§ **Collected data**:
** Start **

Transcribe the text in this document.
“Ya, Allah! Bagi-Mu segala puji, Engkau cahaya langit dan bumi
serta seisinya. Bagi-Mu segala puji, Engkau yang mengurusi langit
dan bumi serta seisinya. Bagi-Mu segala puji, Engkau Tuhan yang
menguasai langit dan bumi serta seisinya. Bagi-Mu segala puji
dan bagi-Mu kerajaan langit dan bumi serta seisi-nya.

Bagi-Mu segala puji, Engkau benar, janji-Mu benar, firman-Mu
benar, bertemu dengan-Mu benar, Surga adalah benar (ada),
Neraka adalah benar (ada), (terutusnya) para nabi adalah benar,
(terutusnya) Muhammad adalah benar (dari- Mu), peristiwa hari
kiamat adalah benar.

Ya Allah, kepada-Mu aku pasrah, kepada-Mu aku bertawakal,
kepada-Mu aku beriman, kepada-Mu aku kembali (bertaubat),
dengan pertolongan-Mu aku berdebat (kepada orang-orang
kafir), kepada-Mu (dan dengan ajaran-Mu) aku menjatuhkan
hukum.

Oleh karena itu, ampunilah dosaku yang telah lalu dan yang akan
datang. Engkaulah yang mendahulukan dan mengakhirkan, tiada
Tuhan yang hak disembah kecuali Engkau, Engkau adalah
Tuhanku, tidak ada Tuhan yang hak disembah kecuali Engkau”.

** End **

§ **Written request**: Using the material above, print every entry exactly as written.

§ **Reply to the exercise**:
Transcribe the text in this document.
“Ya, Allah! Bagi-Mu segala puji, Engkau cahaya langit dan bumi
serta seisinya. Bagi-Mu segala puji, Engkau yang mengurusi langit
dan bumi serta seisinya. Bagi-Mu segala puji, Engkau Tuhan yang
menguasai langit dan bumi serta seisinya. Bagi-Mu segala puji
dan bagi-Mu kerajaan langit dan bumi serta seisi-nya.

Bagi-Mu segala puji, Engkau benar, janji-Mu benar, firman-Mu
benar, bertemu dengan-Mu benar, Surga adalah benar (ada),
Neraka adalah benar (ada), (terutusnya) para nabi adalah benar,
(terutusnya) Muhammad adalah benar (dari- Mu), peristiwa hari
kiamat adalah benar.

Ya Allah, kepada-Mu aku pasrah, kepada-Mu aku bertawakal,
kepada-Mu aku beriman, kepada-Mu aku kembali (bertaubat),
dengan pertolongan-Mu aku berdebat (kepada orang-orang
kafir), kepada-Mu (dan dengan ajaran-Mu) aku menjatuhkan
hukum.

Oleh karena itu, ampunilah dosaku yang telah lalu dan yang akan
datang. Engkaulah yang mendahulukan dan mengakhirkan, tiada
Tuhan yang hak disembah kecuali Engkau, Engkau adalah
Tuhanku, tidak ada Tuhan yang hak disembah kecuali Engkau”.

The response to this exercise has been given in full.